**WHAT YOU WILL DO:** Your task is to copy each line that has the word "from".

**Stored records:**

☆ ☆ ☆

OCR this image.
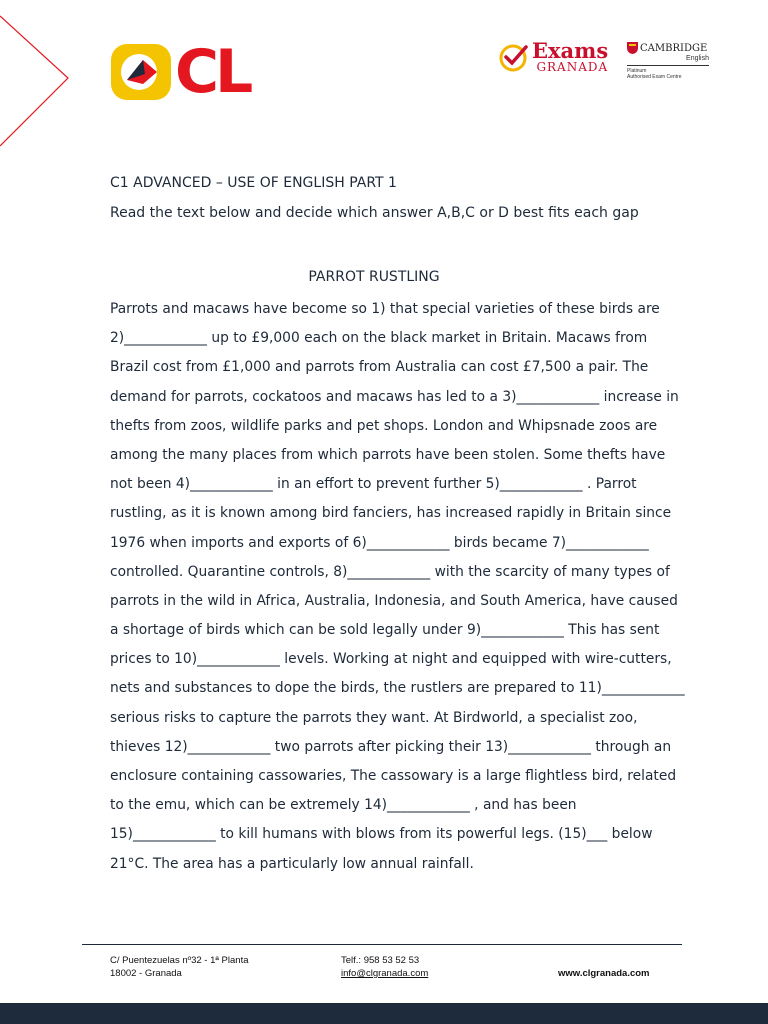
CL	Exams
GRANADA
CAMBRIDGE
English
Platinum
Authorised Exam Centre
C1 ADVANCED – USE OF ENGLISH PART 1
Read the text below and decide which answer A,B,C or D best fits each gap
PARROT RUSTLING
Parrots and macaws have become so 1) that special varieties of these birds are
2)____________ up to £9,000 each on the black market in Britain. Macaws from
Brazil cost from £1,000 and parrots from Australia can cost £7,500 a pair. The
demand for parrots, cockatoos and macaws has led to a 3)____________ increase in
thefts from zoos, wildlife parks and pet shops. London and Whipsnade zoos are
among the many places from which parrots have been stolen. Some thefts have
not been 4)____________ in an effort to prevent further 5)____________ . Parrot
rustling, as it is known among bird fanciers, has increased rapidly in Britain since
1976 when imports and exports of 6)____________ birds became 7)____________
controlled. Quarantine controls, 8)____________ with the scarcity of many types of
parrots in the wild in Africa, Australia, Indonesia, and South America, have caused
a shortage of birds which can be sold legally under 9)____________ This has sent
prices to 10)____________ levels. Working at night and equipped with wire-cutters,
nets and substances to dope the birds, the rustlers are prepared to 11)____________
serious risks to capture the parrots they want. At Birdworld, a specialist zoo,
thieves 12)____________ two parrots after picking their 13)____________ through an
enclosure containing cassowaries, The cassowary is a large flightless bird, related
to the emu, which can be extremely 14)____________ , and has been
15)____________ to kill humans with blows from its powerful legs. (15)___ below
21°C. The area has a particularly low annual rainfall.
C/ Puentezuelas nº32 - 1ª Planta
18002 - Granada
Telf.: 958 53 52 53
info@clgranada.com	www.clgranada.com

☆ ☆ ☆

**SOLUTION FOR THIS PROBLEM:**
2)____________ up to £9,000 each on the black market in Britain. Macaws from
Brazil cost from £1,000 and parrots from Australia can cost £7,500 a pair. The
thefts from zoos, wildlife parks and pet shops. London and Whipsnade zoos are
among the many places from which parrots have been stolen. Some thefts have
15)____________ to kill humans with blows from its powerful legs. (15)___ below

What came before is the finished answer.